**What to work on:** Copy every line of the records below that holds the word "xlabel".

··· Source records

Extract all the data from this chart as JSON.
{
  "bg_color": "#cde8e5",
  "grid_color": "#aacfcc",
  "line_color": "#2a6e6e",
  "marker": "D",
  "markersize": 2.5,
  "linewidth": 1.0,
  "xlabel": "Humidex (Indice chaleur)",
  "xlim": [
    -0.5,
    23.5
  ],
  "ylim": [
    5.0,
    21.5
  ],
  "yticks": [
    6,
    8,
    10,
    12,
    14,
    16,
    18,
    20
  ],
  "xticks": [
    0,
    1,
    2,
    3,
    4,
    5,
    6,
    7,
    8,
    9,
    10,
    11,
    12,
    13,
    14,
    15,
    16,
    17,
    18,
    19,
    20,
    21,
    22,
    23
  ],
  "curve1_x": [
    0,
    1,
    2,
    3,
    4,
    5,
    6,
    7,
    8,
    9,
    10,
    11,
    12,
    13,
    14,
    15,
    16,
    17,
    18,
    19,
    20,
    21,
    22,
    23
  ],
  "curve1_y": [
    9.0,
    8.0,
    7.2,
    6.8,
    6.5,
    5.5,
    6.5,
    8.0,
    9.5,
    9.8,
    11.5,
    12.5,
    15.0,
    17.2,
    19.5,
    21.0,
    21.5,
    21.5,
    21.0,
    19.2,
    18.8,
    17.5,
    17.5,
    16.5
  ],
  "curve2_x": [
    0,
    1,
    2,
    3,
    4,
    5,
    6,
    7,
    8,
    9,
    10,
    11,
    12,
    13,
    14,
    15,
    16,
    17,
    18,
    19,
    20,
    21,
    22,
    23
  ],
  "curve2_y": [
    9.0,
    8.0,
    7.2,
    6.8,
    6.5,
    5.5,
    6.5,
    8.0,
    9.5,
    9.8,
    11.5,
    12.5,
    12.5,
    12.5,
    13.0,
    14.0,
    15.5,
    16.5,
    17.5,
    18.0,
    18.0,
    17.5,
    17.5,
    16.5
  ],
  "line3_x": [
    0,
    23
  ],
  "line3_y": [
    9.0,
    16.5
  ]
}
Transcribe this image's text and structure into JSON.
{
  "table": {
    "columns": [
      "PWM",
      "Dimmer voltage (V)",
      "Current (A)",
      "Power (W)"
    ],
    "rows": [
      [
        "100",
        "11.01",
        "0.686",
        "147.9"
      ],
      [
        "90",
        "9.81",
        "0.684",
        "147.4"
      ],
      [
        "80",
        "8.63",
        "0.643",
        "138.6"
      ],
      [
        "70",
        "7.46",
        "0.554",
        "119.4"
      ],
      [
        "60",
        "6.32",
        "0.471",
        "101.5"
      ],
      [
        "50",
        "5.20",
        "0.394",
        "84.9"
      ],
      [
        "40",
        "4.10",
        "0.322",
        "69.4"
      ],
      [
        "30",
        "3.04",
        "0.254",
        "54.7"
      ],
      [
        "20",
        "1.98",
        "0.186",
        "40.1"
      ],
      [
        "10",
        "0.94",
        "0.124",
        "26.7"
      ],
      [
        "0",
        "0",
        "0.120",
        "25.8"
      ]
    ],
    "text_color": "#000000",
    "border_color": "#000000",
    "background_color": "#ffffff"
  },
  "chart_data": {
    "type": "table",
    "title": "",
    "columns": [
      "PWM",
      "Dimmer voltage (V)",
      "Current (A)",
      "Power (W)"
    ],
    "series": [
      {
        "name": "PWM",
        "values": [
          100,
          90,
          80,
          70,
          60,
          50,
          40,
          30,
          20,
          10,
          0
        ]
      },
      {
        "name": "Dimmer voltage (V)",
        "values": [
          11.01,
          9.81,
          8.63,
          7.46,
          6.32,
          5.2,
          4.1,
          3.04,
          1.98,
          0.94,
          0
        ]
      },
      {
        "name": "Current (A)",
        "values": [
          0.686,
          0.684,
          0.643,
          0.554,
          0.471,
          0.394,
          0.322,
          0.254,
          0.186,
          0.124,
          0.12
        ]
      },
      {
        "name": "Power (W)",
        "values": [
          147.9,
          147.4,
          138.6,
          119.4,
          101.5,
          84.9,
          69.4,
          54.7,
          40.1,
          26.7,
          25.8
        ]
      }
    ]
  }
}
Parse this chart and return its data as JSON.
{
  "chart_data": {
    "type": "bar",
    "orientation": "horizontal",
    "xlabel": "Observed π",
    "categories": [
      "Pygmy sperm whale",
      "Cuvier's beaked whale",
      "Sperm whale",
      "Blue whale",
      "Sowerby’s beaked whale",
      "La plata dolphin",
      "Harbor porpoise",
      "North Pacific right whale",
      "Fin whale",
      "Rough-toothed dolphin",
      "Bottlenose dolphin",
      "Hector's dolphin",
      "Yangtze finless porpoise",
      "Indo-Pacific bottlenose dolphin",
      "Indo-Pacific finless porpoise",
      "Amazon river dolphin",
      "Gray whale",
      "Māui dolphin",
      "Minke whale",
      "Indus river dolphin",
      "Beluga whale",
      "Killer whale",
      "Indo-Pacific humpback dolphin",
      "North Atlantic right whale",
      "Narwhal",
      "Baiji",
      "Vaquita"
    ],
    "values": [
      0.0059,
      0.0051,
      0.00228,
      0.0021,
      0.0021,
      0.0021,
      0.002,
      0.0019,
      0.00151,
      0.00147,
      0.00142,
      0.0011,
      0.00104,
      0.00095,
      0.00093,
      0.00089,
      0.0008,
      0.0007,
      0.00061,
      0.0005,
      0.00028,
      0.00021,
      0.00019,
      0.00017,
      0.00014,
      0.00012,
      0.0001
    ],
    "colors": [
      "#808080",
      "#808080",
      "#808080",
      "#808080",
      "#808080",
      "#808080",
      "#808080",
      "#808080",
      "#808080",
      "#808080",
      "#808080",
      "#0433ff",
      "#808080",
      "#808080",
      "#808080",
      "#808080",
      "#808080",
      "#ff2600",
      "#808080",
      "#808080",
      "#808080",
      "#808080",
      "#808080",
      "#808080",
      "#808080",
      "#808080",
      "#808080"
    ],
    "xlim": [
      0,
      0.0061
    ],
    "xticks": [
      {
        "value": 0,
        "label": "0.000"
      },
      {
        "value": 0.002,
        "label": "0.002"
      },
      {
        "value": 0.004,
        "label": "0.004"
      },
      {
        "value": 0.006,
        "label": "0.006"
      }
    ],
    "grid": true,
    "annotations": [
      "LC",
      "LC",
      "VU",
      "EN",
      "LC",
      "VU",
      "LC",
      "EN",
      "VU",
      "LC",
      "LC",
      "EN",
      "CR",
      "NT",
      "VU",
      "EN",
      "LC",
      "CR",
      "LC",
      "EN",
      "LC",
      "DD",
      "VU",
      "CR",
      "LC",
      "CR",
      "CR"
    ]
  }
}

······

**Result of this exercise:**
  "xlabel": "Humidex (Indice chaleur)",
    "xlabel": "Observed π",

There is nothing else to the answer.